(Data tied to figure images)

++++++++++

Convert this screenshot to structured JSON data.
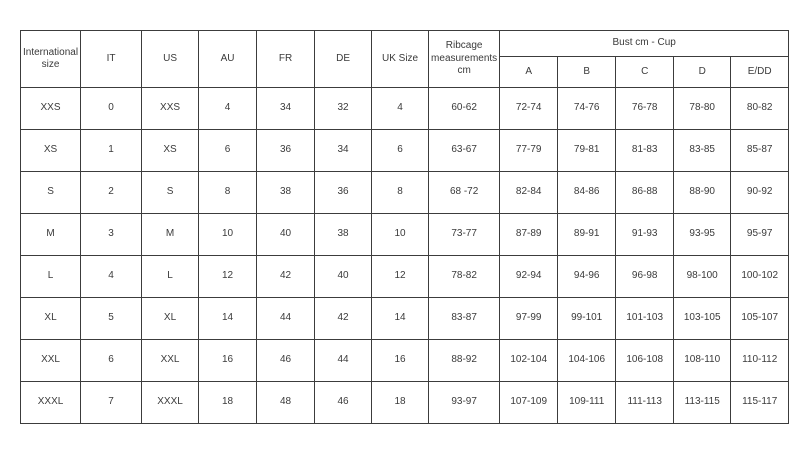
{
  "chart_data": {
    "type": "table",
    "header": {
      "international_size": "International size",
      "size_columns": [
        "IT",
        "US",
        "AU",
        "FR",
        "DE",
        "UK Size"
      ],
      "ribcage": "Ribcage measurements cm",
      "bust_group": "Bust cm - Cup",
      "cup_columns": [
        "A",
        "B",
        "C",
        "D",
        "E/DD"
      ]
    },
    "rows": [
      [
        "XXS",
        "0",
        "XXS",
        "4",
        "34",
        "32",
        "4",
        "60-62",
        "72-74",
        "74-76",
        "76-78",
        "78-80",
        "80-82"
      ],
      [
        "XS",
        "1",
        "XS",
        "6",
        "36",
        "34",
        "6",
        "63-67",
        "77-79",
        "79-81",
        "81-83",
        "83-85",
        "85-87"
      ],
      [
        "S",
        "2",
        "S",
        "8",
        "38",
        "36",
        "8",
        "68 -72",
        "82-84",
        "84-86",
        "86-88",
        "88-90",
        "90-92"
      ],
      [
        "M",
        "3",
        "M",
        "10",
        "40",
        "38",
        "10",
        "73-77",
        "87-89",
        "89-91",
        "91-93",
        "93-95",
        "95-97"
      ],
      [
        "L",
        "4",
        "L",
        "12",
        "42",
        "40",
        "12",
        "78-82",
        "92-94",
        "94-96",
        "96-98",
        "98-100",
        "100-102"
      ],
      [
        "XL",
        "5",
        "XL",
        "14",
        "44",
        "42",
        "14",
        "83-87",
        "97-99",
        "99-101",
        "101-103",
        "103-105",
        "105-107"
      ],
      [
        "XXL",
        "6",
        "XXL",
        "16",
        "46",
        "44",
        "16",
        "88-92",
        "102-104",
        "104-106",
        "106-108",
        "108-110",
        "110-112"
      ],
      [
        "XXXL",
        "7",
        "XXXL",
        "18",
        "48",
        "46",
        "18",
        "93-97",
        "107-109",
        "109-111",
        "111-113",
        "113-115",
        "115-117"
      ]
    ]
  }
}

++++++++++

INSTRUCTIONS TO FOLLOW: Reproduce each line word for word and drop the pictures.

OUTPUT OF THE TASK:
Convert this screenshot to structured JSON data.
{
  "chart_data": {
    "type": "table",
    "header": {
      "international_size": "International size",
      "size_columns": [
        "IT",
        "US",
        "AU",
        "FR",
        "DE",
        "UK Size"
      ],
      "ribcage": "Ribcage measurements cm",
      "bust_group": "Bust cm - Cup",
      "cup_columns": [
        "A",
        "B",
        "C",
        "D",
        "E/DD"
      ]
    },
    "rows": [
      [
        "XXS",
        "0",
        "XXS",
        "4",
        "34",
        "32",
        "4",
        "60-62",
        "72-74",
        "74-76",
        "76-78",
        "78-80",
        "80-82"
      ],
      [
        "XS",
        "1",
        "XS",
        "6",
        "36",
        "34",
        "6",
        "63-67",
        "77-79",
        "79-81",
        "81-83",
        "83-85",
        "85-87"
      ],
      [
        "S",
        "2",
        "S",
        "8",
        "38",
        "36",
        "8",
        "68 -72",
        "82-84",
        "84-86",
        "86-88",
        "88-90",
        "90-92"
      ],
      [
        "M",
        "3",
        "M",
        "10",
        "40",
        "38",
        "10",
        "73-77",
        "87-89",
        "89-91",
        "91-93",
        "93-95",
        "95-97"
      ],
      [
        "L",
        "4",
        "L",
        "12",
        "42",
        "40",
        "12",
        "78-82",
        "92-94",
        "94-96",
        "96-98",
        "98-100",
        "100-102"
      ],
      [
        "XL",
        "5",
        "XL",
        "14",
        "44",
        "42",
        "14",
        "83-87",
        "97-99",
        "99-101",
        "101-103",
        "103-105",
        "105-107"
      ],
      [
        "XXL",
        "6",
        "XXL",
        "16",
        "46",
        "44",
        "16",
        "88-92",
        "102-104",
        "104-106",
        "106-108",
        "108-110",
        "110-112"
      ],
      [
        "XXXL",
        "7",
        "XXXL",
        "18",
        "48",
        "46",
        "18",
        "93-97",
        "107-109",
        "109-111",
        "111-113",
        "113-115",
        "115-117"
      ]
    ]
  }
}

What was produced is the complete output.